[Data listing]
⁂

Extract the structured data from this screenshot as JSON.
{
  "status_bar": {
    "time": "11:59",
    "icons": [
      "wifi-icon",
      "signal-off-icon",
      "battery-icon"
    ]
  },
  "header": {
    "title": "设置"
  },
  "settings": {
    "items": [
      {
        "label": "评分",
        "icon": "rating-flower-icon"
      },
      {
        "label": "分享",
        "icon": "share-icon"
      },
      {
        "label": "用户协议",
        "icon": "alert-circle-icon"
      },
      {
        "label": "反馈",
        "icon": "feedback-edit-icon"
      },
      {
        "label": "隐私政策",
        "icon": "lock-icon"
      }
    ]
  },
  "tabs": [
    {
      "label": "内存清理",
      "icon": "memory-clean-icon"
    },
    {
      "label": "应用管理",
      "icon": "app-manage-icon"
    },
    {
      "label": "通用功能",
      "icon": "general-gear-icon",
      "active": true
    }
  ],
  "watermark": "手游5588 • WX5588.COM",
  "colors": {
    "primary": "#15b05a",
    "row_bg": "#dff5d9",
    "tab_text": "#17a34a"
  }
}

⁂

YOUR TASK:
Go through the material and copy out every line with "label" in it.

PROBLEM SOLUTION:
        "label": "评分",
        "label": "分享",
        "label": "用户协议",
        "label": "反馈",
        "label": "隐私政策",
      "label": "内存清理",
      "label": "应用管理",
      "label": "通用功能",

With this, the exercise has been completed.